-- Begin --
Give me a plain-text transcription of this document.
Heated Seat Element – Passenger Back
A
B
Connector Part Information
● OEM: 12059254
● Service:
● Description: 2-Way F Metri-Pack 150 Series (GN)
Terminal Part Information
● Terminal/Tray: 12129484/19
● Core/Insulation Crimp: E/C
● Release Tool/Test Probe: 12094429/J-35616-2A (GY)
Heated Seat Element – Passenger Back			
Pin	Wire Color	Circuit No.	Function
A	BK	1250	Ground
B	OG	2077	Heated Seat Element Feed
-- End --
=== DIRECTION ===
Return each entry from the material above exactly as it appears.

=== TASK RESULT ===
Give me a plain-text transcription of this document.
Heated Seat Element – Passenger Back
A
B
Connector Part Information
● OEM: 12059254
● Service:
● Description: 2-Way F Metri-Pack 150 Series (GN)
Terminal Part Information
● Terminal/Tray: 12129484/19
● Core/Insulation Crimp: E/C
● Release Tool/Test Probe: 12094429/J-35616-2A (GY)
Heated Seat Element – Passenger Back			
Pin	Wire Color	Circuit No.	Function
A	BK	1250	Ground
B	OG	2077	Heated Seat Element Feed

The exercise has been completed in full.